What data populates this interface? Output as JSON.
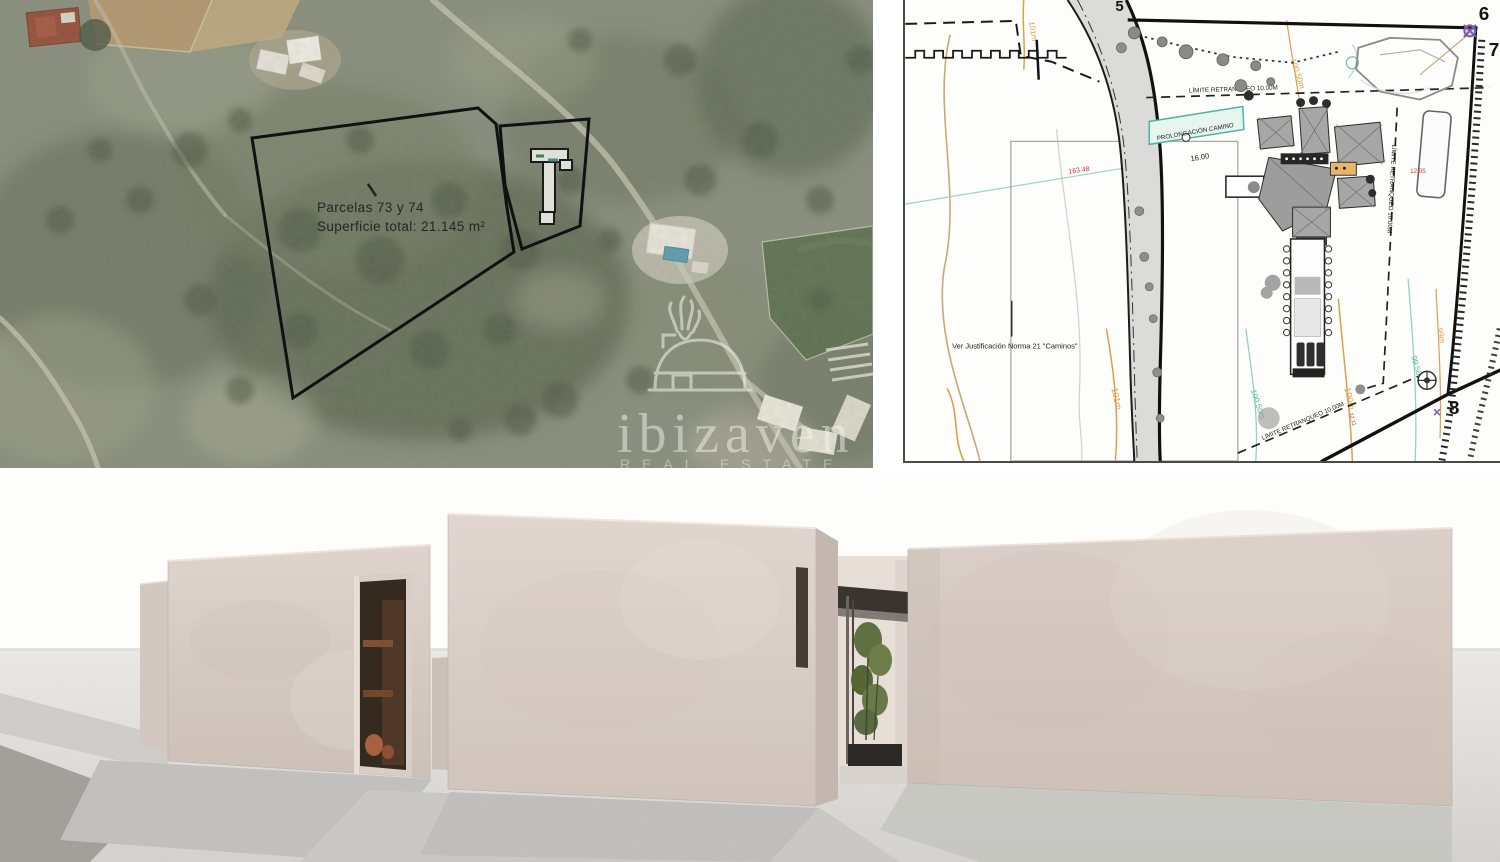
{
  "satellite": {
    "annotation_line1": "Parcelas 73 y 74",
    "annotation_line2": "Superficie total: 21.145 m²",
    "watermark_brand": "ibizaven",
    "watermark_tagline": "REAL ESTATE"
  },
  "site_plan": {
    "road_label": "PROLONGACIÓN CAMINO",
    "road_width_dim": "16.00",
    "setback_top": "LÍMITE RETRANQUEO 10.00M",
    "setback_side": "LÍMITE RETRANQUEO 10.00M",
    "setback_bottom": "LÍMITE RETRANQUEO 10.00M",
    "note_caminos": "Ver Justificación Norma 21 \"Caminos\"",
    "level_red": "163.48",
    "pool_dim": "12.05",
    "slope_dim": "12.11",
    "contours": {
      "c101_top": "101m",
      "c101_bot": "101m",
      "c100_50_top": "100.50m",
      "c100_50": "100.50m",
      "c100": "100m",
      "c99_50": "99.50m",
      "c99": "99m"
    },
    "corners": {
      "n5": "5",
      "n6": "6",
      "n7": "7",
      "n8": "8"
    }
  },
  "colors": {
    "contour_orange": "#dd9f4a",
    "contour_teal": "#63c0b2",
    "dimension_red": "#cc3333",
    "survey_purple": "#7b5ea7",
    "parcel_outline": "#111111"
  }
}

PROBLEM REQUIREMENTS → Leave the pictures out and print the records above exactly as they stand.

SOLUTION →
What data populates this interface? Output as JSON.
{
  "satellite": {
    "annotation_line1": "Parcelas 73 y 74",
    "annotation_line2": "Superficie total: 21.145 m²",
    "watermark_brand": "ibizaven",
    "watermark_tagline": "REAL ESTATE"
  },
  "site_plan": {
    "road_label": "PROLONGACIÓN CAMINO",
    "road_width_dim": "16.00",
    "setback_top": "LÍMITE RETRANQUEO 10.00M",
    "setback_side": "LÍMITE RETRANQUEO 10.00M",
    "setback_bottom": "LÍMITE RETRANQUEO 10.00M",
    "note_caminos": "Ver Justificación Norma 21 \"Caminos\"",
    "level_red": "163.48",
    "pool_dim": "12.05",
    "slope_dim": "12.11",
    "contours": {
      "c101_top": "101m",
      "c101_bot": "101m",
      "c100_50_top": "100.50m",
      "c100_50": "100.50m",
      "c100": "100m",
      "c99_50": "99.50m",
      "c99": "99m"
    },
    "corners": {
      "n5": "5",
      "n6": "6",
      "n7": "7",
      "n8": "8"
    }
  },
  "colors": {
    "contour_orange": "#dd9f4a",
    "contour_teal": "#63c0b2",
    "dimension_red": "#cc3333",
    "survey_purple": "#7b5ea7",
    "parcel_outline": "#111111"
  }
}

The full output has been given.